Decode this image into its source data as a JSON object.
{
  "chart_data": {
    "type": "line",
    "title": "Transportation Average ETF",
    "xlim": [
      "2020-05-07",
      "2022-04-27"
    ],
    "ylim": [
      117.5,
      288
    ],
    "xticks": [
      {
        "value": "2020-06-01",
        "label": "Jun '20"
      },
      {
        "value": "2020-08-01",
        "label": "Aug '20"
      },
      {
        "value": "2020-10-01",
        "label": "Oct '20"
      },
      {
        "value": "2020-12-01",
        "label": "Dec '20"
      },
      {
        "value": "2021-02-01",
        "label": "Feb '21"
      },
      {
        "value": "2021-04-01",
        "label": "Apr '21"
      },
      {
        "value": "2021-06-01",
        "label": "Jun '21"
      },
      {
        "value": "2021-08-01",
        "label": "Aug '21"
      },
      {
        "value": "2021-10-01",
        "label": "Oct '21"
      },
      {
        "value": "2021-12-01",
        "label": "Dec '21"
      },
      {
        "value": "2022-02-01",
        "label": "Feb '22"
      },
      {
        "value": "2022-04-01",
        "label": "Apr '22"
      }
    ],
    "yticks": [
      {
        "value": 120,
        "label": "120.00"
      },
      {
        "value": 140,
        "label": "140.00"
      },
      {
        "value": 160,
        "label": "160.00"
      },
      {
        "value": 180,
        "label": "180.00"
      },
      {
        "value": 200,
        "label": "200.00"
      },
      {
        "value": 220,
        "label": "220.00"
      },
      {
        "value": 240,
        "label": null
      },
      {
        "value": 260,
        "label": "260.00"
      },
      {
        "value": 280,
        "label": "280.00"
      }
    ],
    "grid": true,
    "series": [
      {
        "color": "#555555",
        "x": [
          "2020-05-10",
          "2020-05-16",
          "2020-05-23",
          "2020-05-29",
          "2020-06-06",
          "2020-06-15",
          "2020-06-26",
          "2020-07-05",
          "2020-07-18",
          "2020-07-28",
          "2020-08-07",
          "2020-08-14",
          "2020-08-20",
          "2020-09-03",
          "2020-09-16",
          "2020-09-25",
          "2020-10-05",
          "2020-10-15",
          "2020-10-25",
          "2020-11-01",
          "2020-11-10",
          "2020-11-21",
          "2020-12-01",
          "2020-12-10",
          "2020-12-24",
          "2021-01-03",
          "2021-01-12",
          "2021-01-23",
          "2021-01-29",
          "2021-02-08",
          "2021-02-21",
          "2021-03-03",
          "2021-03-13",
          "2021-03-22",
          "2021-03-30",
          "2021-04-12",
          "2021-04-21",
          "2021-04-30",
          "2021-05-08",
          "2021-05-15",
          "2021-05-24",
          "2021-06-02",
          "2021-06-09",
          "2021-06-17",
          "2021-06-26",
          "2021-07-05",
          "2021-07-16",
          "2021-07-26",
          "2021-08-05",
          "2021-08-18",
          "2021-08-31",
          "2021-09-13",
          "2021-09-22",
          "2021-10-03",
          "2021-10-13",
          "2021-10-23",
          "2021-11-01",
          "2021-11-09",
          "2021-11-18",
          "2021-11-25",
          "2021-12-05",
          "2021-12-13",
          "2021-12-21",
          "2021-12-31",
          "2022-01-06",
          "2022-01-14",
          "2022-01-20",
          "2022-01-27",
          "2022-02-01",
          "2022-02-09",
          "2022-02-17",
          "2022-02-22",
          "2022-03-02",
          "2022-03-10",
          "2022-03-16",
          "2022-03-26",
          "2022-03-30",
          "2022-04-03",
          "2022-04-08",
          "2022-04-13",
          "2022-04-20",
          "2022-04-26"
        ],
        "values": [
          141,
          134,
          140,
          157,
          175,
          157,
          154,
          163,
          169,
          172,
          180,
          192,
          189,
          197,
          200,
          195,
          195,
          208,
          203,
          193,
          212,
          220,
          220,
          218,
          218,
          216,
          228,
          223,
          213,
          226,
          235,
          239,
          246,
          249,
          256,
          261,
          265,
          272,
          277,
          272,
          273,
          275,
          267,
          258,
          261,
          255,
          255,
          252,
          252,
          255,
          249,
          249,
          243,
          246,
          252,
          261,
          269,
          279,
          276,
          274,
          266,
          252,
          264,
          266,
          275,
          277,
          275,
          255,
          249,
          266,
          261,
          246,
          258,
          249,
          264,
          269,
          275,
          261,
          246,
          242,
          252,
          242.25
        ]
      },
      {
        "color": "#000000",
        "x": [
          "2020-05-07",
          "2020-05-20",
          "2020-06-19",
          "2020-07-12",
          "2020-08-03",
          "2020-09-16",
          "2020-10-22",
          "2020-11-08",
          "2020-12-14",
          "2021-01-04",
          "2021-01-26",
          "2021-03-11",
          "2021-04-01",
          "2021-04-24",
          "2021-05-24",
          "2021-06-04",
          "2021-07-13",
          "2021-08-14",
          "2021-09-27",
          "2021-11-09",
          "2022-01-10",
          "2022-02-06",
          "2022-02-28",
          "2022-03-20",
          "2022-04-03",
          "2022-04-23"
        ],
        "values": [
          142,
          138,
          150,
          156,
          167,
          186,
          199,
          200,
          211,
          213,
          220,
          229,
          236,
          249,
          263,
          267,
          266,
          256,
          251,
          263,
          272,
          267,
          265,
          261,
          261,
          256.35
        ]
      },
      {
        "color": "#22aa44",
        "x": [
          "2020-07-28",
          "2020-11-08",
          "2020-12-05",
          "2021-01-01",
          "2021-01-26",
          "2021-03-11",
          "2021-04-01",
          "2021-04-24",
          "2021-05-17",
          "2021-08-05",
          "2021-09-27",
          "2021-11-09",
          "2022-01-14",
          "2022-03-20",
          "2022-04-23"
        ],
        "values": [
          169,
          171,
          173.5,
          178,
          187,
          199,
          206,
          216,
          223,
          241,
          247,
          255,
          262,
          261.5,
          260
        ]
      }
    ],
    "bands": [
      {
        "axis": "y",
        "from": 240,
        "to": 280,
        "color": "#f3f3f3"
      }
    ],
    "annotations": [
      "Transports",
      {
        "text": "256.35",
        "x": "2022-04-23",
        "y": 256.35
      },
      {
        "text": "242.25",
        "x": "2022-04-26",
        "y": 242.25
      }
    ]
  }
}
····················
- [OBJECTIVE] Where a line holds the string "color", copy that line.

- [SOLVED EXERCISE]
        "color": "#555555",
        "color": "#000000",
        "color": "#22aa44",
        "color": "#f3f3f3"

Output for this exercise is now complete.